# To be done
Please report every line from the material that contains the word "height".
________________________________________
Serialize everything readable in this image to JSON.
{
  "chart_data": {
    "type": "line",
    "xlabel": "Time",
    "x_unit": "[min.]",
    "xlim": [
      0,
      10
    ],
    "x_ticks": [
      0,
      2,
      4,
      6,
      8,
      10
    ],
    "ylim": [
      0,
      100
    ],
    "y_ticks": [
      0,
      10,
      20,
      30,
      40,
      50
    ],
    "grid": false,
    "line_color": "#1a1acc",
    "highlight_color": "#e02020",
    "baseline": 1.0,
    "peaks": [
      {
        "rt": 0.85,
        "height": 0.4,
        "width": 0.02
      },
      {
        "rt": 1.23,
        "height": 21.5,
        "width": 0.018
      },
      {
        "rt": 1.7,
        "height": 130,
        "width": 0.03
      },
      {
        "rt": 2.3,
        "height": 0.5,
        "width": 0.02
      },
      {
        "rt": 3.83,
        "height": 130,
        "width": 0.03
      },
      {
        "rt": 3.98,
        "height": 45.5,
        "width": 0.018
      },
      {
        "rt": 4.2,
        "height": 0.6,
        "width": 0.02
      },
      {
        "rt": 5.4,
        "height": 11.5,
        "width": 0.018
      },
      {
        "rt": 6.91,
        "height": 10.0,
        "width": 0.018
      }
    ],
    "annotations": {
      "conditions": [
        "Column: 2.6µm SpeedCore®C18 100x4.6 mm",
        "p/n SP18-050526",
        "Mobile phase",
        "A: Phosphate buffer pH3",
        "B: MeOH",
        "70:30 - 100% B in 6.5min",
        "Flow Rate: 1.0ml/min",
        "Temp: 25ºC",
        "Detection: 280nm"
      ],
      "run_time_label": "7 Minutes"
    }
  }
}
________________________________________
# Task response
        "height": 0.4,
        "height": 21.5,
        "height": 130,
        "height": 0.5,
        "height": 130,
        "height": 45.5,
        "height": 0.6,
        "height": 11.5,
        "height": 10.0,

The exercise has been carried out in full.